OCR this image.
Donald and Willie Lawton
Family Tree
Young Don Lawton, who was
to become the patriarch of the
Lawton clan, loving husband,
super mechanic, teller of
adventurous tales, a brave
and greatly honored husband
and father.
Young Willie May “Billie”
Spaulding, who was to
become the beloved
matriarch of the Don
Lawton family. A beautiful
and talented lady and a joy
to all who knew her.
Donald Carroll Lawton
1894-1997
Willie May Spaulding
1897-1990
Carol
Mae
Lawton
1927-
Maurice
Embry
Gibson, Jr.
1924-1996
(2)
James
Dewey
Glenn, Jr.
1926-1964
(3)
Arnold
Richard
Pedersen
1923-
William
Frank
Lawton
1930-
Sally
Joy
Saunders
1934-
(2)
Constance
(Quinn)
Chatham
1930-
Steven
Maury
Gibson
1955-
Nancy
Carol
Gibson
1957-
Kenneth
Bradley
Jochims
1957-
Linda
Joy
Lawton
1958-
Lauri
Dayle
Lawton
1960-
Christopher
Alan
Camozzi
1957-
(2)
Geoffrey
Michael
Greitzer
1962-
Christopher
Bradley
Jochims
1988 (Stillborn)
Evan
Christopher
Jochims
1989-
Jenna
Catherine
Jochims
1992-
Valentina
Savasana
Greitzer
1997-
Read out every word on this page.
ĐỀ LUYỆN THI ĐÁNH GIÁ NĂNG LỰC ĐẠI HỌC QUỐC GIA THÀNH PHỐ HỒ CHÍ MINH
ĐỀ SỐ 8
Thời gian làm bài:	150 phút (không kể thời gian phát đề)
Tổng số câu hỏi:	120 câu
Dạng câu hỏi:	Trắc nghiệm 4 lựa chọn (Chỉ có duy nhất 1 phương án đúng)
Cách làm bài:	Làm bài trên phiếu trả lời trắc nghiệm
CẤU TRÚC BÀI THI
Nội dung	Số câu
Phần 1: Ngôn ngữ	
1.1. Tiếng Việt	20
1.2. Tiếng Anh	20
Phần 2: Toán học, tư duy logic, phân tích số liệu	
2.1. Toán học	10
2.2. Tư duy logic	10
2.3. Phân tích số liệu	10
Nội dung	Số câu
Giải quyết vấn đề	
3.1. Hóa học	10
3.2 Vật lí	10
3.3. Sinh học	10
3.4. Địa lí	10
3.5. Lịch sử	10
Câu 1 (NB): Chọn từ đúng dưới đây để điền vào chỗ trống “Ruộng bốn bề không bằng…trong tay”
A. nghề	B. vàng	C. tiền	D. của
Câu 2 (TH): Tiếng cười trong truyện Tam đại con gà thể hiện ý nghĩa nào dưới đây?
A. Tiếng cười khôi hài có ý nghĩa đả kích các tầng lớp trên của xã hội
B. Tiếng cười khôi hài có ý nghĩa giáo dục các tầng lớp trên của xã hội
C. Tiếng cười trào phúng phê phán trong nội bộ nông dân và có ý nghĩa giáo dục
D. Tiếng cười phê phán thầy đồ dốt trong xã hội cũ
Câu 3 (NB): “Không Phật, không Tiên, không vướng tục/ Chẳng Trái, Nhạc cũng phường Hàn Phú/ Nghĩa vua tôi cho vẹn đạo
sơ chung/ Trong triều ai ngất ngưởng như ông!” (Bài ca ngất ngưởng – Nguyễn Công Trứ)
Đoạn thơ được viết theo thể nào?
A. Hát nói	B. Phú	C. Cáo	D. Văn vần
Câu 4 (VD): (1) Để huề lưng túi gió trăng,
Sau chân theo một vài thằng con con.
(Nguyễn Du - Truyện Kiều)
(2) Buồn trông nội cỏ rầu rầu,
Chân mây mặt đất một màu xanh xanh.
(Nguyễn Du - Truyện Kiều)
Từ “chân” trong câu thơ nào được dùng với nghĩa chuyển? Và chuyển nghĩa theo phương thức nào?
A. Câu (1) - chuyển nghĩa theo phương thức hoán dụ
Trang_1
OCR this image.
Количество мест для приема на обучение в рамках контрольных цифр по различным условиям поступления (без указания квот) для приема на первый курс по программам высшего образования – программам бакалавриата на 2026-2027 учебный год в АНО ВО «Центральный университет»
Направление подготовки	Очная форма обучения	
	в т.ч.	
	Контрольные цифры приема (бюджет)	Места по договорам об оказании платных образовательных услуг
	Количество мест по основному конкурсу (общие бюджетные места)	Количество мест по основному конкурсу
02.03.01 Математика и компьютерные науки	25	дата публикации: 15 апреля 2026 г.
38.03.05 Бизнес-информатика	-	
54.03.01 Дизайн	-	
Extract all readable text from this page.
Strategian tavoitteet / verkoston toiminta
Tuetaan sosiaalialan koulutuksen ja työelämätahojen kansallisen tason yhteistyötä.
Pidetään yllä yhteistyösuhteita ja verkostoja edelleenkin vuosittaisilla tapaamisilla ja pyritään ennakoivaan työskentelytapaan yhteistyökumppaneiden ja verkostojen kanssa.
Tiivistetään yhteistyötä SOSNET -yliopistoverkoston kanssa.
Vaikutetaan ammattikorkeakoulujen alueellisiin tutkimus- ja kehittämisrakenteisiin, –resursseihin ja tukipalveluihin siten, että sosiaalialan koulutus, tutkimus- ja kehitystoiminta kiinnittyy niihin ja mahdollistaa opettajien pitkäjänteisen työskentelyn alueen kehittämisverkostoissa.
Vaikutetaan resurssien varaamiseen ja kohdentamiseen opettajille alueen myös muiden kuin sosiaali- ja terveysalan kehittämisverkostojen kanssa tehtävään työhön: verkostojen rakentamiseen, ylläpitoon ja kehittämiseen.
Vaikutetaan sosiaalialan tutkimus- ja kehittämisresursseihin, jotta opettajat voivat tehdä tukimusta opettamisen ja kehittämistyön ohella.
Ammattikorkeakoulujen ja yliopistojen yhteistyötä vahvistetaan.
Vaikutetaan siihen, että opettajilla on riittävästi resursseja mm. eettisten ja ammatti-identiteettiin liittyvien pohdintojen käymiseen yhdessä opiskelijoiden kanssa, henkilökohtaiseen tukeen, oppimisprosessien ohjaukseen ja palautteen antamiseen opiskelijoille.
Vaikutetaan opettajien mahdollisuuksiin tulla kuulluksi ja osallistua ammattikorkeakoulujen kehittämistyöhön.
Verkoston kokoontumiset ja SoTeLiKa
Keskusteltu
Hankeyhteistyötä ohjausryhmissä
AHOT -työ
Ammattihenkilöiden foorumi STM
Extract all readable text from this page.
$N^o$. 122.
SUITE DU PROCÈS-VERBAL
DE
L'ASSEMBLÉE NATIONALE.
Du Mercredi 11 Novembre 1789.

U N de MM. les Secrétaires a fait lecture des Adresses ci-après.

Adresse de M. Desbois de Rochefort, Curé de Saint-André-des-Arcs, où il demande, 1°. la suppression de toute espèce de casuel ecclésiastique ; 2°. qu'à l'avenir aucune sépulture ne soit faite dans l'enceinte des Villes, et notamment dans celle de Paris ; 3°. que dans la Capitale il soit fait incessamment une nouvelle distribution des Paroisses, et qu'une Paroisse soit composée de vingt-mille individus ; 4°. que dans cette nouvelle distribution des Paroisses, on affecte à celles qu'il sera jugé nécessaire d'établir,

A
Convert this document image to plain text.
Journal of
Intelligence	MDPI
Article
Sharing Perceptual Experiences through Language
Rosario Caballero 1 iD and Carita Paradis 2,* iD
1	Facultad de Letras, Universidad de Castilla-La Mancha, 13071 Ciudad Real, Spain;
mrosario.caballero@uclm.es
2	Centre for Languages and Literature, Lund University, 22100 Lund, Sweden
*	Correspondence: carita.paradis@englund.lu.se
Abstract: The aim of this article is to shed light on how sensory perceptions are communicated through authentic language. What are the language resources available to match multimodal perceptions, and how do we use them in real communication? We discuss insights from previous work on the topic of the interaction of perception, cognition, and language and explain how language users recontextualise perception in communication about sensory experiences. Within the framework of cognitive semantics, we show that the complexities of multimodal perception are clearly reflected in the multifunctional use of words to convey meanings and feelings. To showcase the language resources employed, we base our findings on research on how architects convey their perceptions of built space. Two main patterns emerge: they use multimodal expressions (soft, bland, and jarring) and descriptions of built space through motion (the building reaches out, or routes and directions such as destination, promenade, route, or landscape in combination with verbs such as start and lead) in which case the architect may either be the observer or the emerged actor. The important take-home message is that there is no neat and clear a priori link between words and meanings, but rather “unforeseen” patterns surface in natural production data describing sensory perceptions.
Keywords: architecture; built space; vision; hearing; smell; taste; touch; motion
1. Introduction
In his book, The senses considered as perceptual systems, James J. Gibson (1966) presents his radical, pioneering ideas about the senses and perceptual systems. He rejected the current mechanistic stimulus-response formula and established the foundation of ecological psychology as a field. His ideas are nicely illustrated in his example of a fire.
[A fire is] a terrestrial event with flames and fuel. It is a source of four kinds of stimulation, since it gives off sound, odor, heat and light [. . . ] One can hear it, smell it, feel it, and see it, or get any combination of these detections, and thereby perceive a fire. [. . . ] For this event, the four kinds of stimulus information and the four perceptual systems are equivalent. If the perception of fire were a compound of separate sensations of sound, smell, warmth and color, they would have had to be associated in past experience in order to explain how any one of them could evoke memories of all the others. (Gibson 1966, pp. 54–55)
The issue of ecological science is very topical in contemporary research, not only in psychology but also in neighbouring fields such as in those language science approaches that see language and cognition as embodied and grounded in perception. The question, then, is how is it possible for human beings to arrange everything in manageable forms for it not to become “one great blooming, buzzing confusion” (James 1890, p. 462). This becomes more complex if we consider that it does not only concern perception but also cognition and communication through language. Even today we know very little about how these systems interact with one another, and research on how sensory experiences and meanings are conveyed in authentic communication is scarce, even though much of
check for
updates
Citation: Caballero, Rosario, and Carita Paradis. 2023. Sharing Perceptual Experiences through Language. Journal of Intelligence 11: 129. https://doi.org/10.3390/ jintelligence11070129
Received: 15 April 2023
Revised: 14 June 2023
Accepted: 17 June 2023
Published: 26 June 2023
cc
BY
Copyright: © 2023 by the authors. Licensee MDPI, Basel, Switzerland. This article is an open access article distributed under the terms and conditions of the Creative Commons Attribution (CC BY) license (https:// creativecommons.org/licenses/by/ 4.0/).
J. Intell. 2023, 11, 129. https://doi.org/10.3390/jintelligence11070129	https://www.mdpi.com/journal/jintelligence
——
SHORT EXERCISE:
Check every line for "tích" and show the ones that have it.

FULL ANSWER:
Phần 2: Toán học, tư duy logic, phân tích số liệu	
2.3. Phân tích số liệu	10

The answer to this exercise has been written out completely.